> Data for analysis
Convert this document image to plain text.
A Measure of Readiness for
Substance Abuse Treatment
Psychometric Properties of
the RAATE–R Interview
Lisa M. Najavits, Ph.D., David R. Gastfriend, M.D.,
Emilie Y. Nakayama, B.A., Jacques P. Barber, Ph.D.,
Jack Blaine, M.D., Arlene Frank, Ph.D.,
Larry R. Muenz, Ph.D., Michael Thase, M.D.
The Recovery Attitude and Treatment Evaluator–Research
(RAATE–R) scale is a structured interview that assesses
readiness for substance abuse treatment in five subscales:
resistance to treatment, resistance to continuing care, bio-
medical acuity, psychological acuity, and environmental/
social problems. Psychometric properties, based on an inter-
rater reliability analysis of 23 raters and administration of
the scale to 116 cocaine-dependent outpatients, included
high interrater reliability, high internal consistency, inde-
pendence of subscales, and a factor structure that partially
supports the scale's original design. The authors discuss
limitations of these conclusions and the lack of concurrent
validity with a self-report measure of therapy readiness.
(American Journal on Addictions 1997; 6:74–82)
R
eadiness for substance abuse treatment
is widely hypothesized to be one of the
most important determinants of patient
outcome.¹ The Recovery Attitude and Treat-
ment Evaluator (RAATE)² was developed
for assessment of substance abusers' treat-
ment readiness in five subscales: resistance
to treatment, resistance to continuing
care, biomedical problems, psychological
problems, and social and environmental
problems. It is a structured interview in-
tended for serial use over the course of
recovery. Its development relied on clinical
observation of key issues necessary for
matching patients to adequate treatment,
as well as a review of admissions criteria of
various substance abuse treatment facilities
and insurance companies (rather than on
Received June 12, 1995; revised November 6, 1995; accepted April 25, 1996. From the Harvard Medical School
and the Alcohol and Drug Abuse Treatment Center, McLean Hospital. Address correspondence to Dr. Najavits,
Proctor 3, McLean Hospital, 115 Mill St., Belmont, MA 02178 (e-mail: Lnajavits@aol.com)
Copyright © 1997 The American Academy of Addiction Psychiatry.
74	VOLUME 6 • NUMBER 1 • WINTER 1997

> Work task
Output the full listing above word for word.

> Solution for this task
Convert this document image to plain text.
A Measure of Readiness for
Substance Abuse Treatment
Psychometric Properties of
the RAATE–R Interview
Lisa M. Najavits, Ph.D., David R. Gastfriend, M.D.,
Emilie Y. Nakayama, B.A., Jacques P. Barber, Ph.D.,
Jack Blaine, M.D., Arlene Frank, Ph.D.,
Larry R. Muenz, Ph.D., Michael Thase, M.D.
The Recovery Attitude and Treatment Evaluator–Research
(RAATE–R) scale is a structured interview that assesses
readiness for substance abuse treatment in five subscales:
resistance to treatment, resistance to continuing care, bio-
medical acuity, psychological acuity, and environmental/
social problems. Psychometric properties, based on an inter-
rater reliability analysis of 23 raters and administration of
the scale to 116 cocaine-dependent outpatients, included
high interrater reliability, high internal consistency, inde-
pendence of subscales, and a factor structure that partially
supports the scale's original design. The authors discuss
limitations of these conclusions and the lack of concurrent
validity with a self-report measure of therapy readiness.
(American Journal on Addictions 1997; 6:74–82)
R
eadiness for substance abuse treatment
is widely hypothesized to be one of the
most important determinants of patient
outcome.¹ The Recovery Attitude and Treat-
ment Evaluator (RAATE)² was developed
for assessment of substance abusers' treat-
ment readiness in five subscales: resistance
to treatment, resistance to continuing
care, biomedical problems, psychological
problems, and social and environmental
problems. It is a structured interview in-
tended for serial use over the course of
recovery. Its development relied on clinical
observation of key issues necessary for
matching patients to adequate treatment,
as well as a review of admissions criteria of
various substance abuse treatment facilities
and insurance companies (rather than on
Received June 12, 1995; revised November 6, 1995; accepted April 25, 1996. From the Harvard Medical School
and the Alcohol and Drug Abuse Treatment Center, McLean Hospital. Address correspondence to Dr. Najavits,
Proctor 3, McLean Hospital, 115 Mill St., Belmont, MA 02178 (e-mail: Lnajavits@aol.com)
Copyright © 1997 The American Academy of Addiction Psychiatry.
74	VOLUME 6 • NUMBER 1 • WINTER 1997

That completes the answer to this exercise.